__WRITTEN INSTRUCTION__: The entries below are to be transcribed in full, without their images.

__EXCERPTED DATA__:
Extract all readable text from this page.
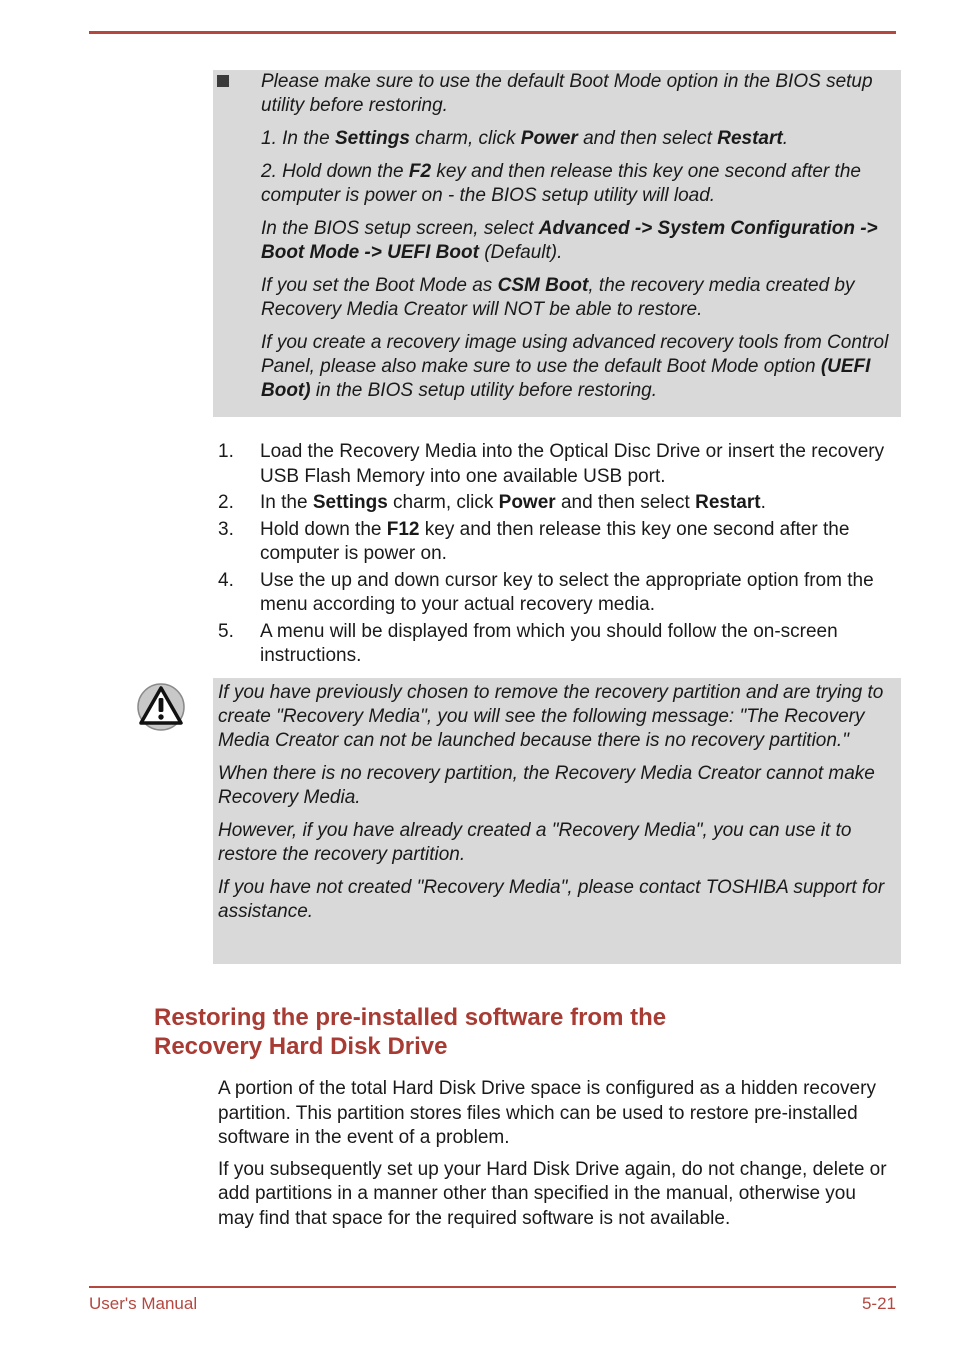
Please make sure to use the default Boot Mode option in the BIOS setup utility before restoring.

1. In the Settings charm, click Power and then select Restart.

2. Hold down the F2 key and then release this key one second after the computer is power on - the BIOS setup utility will load.

In the BIOS setup screen, select Advanced -> System Configuration -> Boot Mode -> UEFI Boot (Default).

If you set the Boot Mode as CSM Boot, the recovery media created by Recovery Media Creator will NOT be able to restore.

If you create a recovery image using advanced recovery tools from Control Panel, please also make sure to use the default Boot Mode option (UEFI Boot) in the BIOS setup utility before restoring.

1. Load the Recovery Media into the Optical Disc Drive or insert the recovery USB Flash Memory into one available USB port.
2. In the Settings charm, click Power and then select Restart.
3. Hold down the F12 key and then release this key one second after the computer is power on.
4. Use the up and down cursor key to select the appropriate option from the menu according to your actual recovery media.
5. A menu will be displayed from which you should follow the on-screen instructions.

If you have previously chosen to remove the recovery partition and are trying to create "Recovery Media", you will see the following message: "The Recovery Media Creator can not be launched because there is no recovery partition."

When there is no recovery partition, the Recovery Media Creator cannot make Recovery Media.

However, if you have already created a "Recovery Media", you can use it to restore the recovery partition.

If you have not created "Recovery Media", please contact TOSHIBA support for assistance.

Restoring the pre-installed software from the
Recovery Hard Disk Drive

A portion of the total Hard Disk Drive space is configured as a hidden recovery partition. This partition stores files which can be used to restore pre-installed software in the event of a problem.

If you subsequently set up your Hard Disk Drive again, do not change, delete or add partitions in a manner other than specified in the manual, otherwise you may find that space for the required software is not available.

User's Manual	5-21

__WRITTEN SOLUTION__:
Extract all readable text from this page.
Please make sure to use the default Boot Mode option in the BIOS setup utility before restoring.

1. In the Settings charm, click Power and then select Restart.

2. Hold down the F2 key and then release this key one second after the computer is power on - the BIOS setup utility will load.

In the BIOS setup screen, select Advanced -> System Configuration -> Boot Mode -> UEFI Boot (Default).

If you set the Boot Mode as CSM Boot, the recovery media created by Recovery Media Creator will NOT be able to restore.

If you create a recovery image using advanced recovery tools from Control Panel, please also make sure to use the default Boot Mode option (UEFI Boot) in the BIOS setup utility before restoring.

1. Load the Recovery Media into the Optical Disc Drive or insert the recovery USB Flash Memory into one available USB port.
2. In the Settings charm, click Power and then select Restart.
3. Hold down the F12 key and then release this key one second after the computer is power on.
4. Use the up and down cursor key to select the appropriate option from the menu according to your actual recovery media.
5. A menu will be displayed from which you should follow the on-screen instructions.

If you have previously chosen to remove the recovery partition and are trying to create "Recovery Media", you will see the following message: "The Recovery Media Creator can not be launched because there is no recovery partition."

When there is no recovery partition, the Recovery Media Creator cannot make Recovery Media.

However, if you have already created a "Recovery Media", you can use it to restore the recovery partition.

If you have not created "Recovery Media", please contact TOSHIBA support for assistance.

Restoring the pre-installed software from the
Recovery Hard Disk Drive

A portion of the total Hard Disk Drive space is configured as a hidden recovery partition. This partition stores files which can be used to restore pre-installed software in the event of a problem.

If you subsequently set up your Hard Disk Drive again, do not change, delete or add partitions in a manner other than specified in the manual, otherwise you may find that space for the required software is not available.

User's Manual	5-21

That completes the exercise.